═══ Records shown

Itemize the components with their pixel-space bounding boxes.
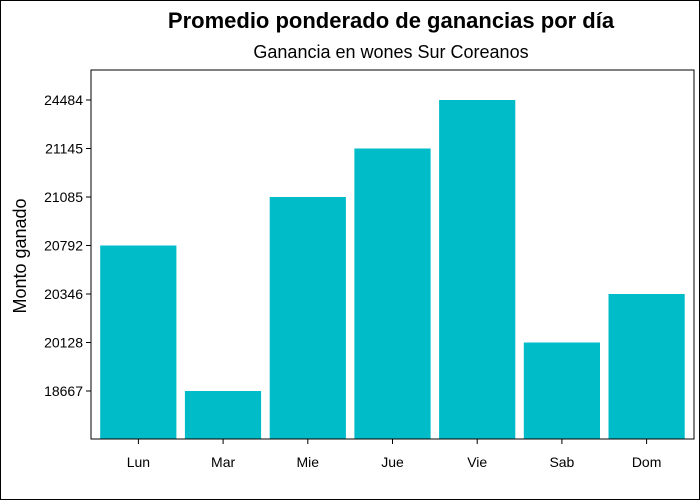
chart-title: Promedio ponderado de ganancias por día	[168, 8, 615, 33]
bar-mie	[269, 197, 346, 439]
y-tick-label: 18667	[44, 383, 83, 399]
bar-sab	[523, 342, 600, 439]
x-tick-label: Vie	[467, 454, 487, 470]
bar-jue	[354, 148, 431, 439]
x-tick-label: Mie	[297, 454, 320, 470]
x-tick-label: Dom	[632, 454, 662, 470]
bar-mar	[184, 391, 262, 439]
plot-area-border	[90, 69, 695, 440]
y-tick-label: 21085	[44, 189, 83, 205]
y-tick-label: 20792	[44, 238, 83, 254]
bar-lun	[100, 245, 177, 439]
x-axis: Lun Mar Mie Jue Vie Sab Dom	[127, 439, 662, 470]
y-tick-label: 20128	[44, 335, 83, 351]
y-axis: 18667 20128 20346 20792 21085 21145 24484	[44, 92, 91, 399]
x-tick-label: Jue	[381, 454, 404, 470]
bars-group	[100, 100, 685, 439]
y-tick-label: 24484	[44, 92, 83, 108]
y-tick-label: 21145	[45, 141, 83, 157]
y-tick-label: 20346	[44, 286, 83, 302]
bar-vie	[439, 100, 516, 439]
x-tick-label: Lun	[127, 454, 150, 470]
y-axis-title: Monto ganado	[10, 198, 30, 313]
chart-subtitle: Ganancia en wones Sur Coreanos	[253, 42, 528, 62]
bar-dom	[608, 294, 685, 439]
x-tick-label: Mar	[211, 454, 235, 470]
x-tick-label: Sab	[549, 454, 574, 470]
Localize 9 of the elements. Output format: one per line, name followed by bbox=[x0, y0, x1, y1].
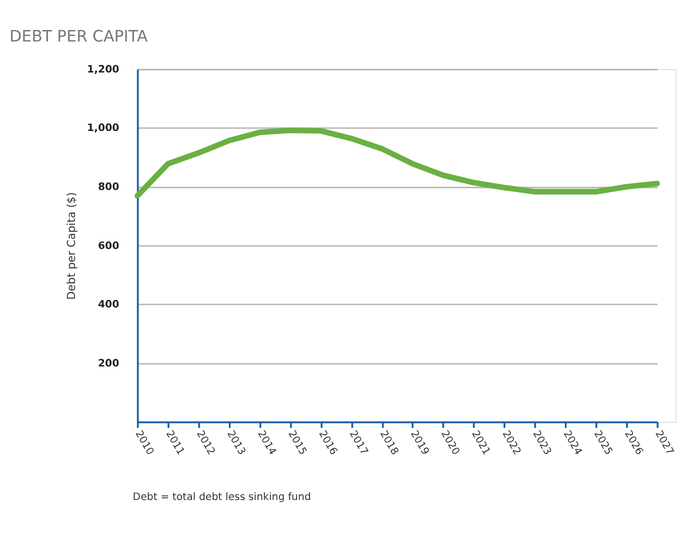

══════

▶ **Given exercise**
Put everything from the row containing "chart-title: Promedio ponderado" down to the row containing "454, 404, 470]", both included, into a numbered list, and leave out any blank lines.

▶ **Result below**
1. chart-title: Promedio ponderado de ganancias por día	[168, 8, 615, 33]
2. bar-mie	[269, 197, 346, 439]
3. y-tick-label: 18667	[44, 383, 83, 399]
4. bar-sab	[523, 342, 600, 439]
5. x-tick-label: Vie	[467, 454, 487, 470]
6. bar-jue	[354, 148, 431, 439]
7. x-tick-label: Mie	[297, 454, 320, 470]
8. x-tick-label: Dom	[632, 454, 662, 470]
9. bar-mar	[184, 391, 262, 439]
10. plot-area-border	[90, 69, 695, 440]
11. y-tick-label: 21085	[44, 189, 83, 205]
12. y-tick-label: 20792	[44, 238, 83, 254]
13. bar-lun	[100, 245, 177, 439]
14. x-axis: Lun Mar Mie Jue Vie Sab Dom	[127, 439, 662, 470]
15. y-tick-label: 20128	[44, 335, 83, 351]
16. y-axis: 18667 20128 20346 20792 21085 21145 24484	[44, 92, 91, 399]
17. x-tick-label: Jue	[381, 454, 404, 470]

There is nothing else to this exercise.